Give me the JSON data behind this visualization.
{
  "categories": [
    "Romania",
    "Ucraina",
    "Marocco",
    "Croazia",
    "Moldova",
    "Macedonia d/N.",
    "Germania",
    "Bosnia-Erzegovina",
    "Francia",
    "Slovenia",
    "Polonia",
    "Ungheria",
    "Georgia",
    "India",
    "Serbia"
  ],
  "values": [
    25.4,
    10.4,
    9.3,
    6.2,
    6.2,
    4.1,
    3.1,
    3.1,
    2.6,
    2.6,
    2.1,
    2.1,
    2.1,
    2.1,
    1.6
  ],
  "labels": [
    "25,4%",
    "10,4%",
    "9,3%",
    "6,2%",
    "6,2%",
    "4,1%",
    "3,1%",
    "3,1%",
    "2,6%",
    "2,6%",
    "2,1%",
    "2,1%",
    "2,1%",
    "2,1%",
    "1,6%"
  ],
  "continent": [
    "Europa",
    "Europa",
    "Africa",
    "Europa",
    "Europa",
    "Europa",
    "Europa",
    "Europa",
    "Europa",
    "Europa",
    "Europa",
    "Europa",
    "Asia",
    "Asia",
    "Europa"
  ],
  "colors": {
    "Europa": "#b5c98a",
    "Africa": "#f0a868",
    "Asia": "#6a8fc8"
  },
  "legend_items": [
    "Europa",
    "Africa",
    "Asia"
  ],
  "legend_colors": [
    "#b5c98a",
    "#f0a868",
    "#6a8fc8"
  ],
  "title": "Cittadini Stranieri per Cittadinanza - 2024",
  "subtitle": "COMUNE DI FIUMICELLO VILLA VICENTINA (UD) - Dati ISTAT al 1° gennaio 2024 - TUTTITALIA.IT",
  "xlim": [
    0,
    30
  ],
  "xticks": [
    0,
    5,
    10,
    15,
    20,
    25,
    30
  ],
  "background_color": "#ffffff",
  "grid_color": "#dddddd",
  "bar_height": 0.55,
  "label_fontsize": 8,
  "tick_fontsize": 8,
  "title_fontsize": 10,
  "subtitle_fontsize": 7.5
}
--------------------------------------------------
## WHAT THIS TASK INVOLVES:
Repeat every line of the data, exactly and in full.

## SOLUTION TO THIS TASK:
Give me the JSON data behind this visualization.
{
  "categories": [
    "Romania",
    "Ucraina",
    "Marocco",
    "Croazia",
    "Moldova",
    "Macedonia d/N.",
    "Germania",
    "Bosnia-Erzegovina",
    "Francia",
    "Slovenia",
    "Polonia",
    "Ungheria",
    "Georgia",
    "India",
    "Serbia"
  ],
  "values": [
    25.4,
    10.4,
    9.3,
    6.2,
    6.2,
    4.1,
    3.1,
    3.1,
    2.6,
    2.6,
    2.1,
    2.1,
    2.1,
    2.1,
    1.6
  ],
  "labels": [
    "25,4%",
    "10,4%",
    "9,3%",
    "6,2%",
    "6,2%",
    "4,1%",
    "3,1%",
    "3,1%",
    "2,6%",
    "2,6%",
    "2,1%",
    "2,1%",
    "2,1%",
    "2,1%",
    "1,6%"
  ],
  "continent": [
    "Europa",
    "Europa",
    "Africa",
    "Europa",
    "Europa",
    "Europa",
    "Europa",
    "Europa",
    "Europa",
    "Europa",
    "Europa",
    "Europa",
    "Asia",
    "Asia",
    "Europa"
  ],
  "colors": {
    "Europa": "#b5c98a",
    "Africa": "#f0a868",
    "Asia": "#6a8fc8"
  },
  "legend_items": [
    "Europa",
    "Africa",
    "Asia"
  ],
  "legend_colors": [
    "#b5c98a",
    "#f0a868",
    "#6a8fc8"
  ],
  "title": "Cittadini Stranieri per Cittadinanza - 2024",
  "subtitle": "COMUNE DI FIUMICELLO VILLA VICENTINA (UD) - Dati ISTAT al 1° gennaio 2024 - TUTTITALIA.IT",
  "xlim": [
    0,
    30
  ],
  "xticks": [
    0,
    5,
    10,
    15,
    20,
    25,
    30
  ],
  "background_color": "#ffffff",
  "grid_color": "#dddddd",
  "bar_height": 0.55,
  "label_fontsize": 8,
  "tick_fontsize": 8,
  "title_fontsize": 10,
  "subtitle_fontsize": 7.5
}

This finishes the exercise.